* [DIRECTIONS FOR THIS TASK]
Reproduce all of the data exactly.

(Stored data entries)
******
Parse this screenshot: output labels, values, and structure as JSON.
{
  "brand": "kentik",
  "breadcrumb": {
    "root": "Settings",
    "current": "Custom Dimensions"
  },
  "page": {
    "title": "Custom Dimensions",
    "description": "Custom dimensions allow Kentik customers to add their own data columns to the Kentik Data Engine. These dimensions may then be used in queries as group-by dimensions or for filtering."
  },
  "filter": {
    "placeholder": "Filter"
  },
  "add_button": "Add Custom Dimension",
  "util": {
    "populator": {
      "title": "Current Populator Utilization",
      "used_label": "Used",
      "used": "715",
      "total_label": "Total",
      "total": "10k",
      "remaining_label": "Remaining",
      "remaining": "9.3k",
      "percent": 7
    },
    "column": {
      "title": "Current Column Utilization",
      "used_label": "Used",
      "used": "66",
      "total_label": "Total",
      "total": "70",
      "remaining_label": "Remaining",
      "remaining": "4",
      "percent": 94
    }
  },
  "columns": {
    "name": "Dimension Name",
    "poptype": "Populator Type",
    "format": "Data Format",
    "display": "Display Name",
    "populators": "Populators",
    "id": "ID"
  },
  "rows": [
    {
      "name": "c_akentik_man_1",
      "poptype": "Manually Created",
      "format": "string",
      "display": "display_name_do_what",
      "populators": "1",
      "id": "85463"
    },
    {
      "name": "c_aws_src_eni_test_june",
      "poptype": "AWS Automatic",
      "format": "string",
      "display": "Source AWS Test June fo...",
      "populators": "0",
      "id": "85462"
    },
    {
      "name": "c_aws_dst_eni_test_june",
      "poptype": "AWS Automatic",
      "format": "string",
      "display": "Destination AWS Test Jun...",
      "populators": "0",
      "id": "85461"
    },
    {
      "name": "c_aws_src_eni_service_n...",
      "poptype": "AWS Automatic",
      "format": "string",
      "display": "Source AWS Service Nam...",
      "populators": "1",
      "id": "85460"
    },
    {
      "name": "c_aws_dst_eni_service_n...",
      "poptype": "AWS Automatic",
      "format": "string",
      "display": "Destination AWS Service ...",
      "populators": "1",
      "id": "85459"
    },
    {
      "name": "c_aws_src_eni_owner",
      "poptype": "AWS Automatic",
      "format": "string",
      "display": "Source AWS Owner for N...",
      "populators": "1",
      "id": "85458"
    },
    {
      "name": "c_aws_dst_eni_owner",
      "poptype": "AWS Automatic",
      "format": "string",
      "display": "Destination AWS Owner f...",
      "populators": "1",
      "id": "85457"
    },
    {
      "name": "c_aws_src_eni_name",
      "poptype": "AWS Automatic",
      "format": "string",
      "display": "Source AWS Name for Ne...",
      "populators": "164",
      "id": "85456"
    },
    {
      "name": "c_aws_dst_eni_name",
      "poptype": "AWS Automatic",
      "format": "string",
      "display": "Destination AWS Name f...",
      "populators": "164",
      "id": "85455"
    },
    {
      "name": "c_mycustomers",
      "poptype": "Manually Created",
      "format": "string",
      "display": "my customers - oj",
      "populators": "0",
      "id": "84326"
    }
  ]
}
******
* [THE RESULT]
Parse this screenshot: output labels, values, and structure as JSON.
{
  "brand": "kentik",
  "breadcrumb": {
    "root": "Settings",
    "current": "Custom Dimensions"
  },
  "page": {
    "title": "Custom Dimensions",
    "description": "Custom dimensions allow Kentik customers to add their own data columns to the Kentik Data Engine. These dimensions may then be used in queries as group-by dimensions or for filtering."
  },
  "filter": {
    "placeholder": "Filter"
  },
  "add_button": "Add Custom Dimension",
  "util": {
    "populator": {
      "title": "Current Populator Utilization",
      "used_label": "Used",
      "used": "715",
      "total_label": "Total",
      "total": "10k",
      "remaining_label": "Remaining",
      "remaining": "9.3k",
      "percent": 7
    },
    "column": {
      "title": "Current Column Utilization",
      "used_label": "Used",
      "used": "66",
      "total_label": "Total",
      "total": "70",
      "remaining_label": "Remaining",
      "remaining": "4",
      "percent": 94
    }
  },
  "columns": {
    "name": "Dimension Name",
    "poptype": "Populator Type",
    "format": "Data Format",
    "display": "Display Name",
    "populators": "Populators",
    "id": "ID"
  },
  "rows": [
    {
      "name": "c_akentik_man_1",
      "poptype": "Manually Created",
      "format": "string",
      "display": "display_name_do_what",
      "populators": "1",
      "id": "85463"
    },
    {
      "name": "c_aws_src_eni_test_june",
      "poptype": "AWS Automatic",
      "format": "string",
      "display": "Source AWS Test June fo...",
      "populators": "0",
      "id": "85462"
    },
    {
      "name": "c_aws_dst_eni_test_june",
      "poptype": "AWS Automatic",
      "format": "string",
      "display": "Destination AWS Test Jun...",
      "populators": "0",
      "id": "85461"
    },
    {
      "name": "c_aws_src_eni_service_n...",
      "poptype": "AWS Automatic",
      "format": "string",
      "display": "Source AWS Service Nam...",
      "populators": "1",
      "id": "85460"
    },
    {
      "name": "c_aws_dst_eni_service_n...",
      "poptype": "AWS Automatic",
      "format": "string",
      "display": "Destination AWS Service ...",
      "populators": "1",
      "id": "85459"
    },
    {
      "name": "c_aws_src_eni_owner",
      "poptype": "AWS Automatic",
      "format": "string",
      "display": "Source AWS Owner for N...",
      "populators": "1",
      "id": "85458"
    },
    {
      "name": "c_aws_dst_eni_owner",
      "poptype": "AWS Automatic",
      "format": "string",
      "display": "Destination AWS Owner f...",
      "populators": "1",
      "id": "85457"
    },
    {
      "name": "c_aws_src_eni_name",
      "poptype": "AWS Automatic",
      "format": "string",
      "display": "Source AWS Name for Ne...",
      "populators": "164",
      "id": "85456"
    },
    {
      "name": "c_aws_dst_eni_name",
      "poptype": "AWS Automatic",
      "format": "string",
      "display": "Destination AWS Name f...",
      "populators": "164",
      "id": "85455"
    },
    {
      "name": "c_mycustomers",
      "poptype": "Manually Created",
      "format": "string",
      "display": "my customers - oj",
      "populators": "0",
      "id": "84326"
    }
  ]
}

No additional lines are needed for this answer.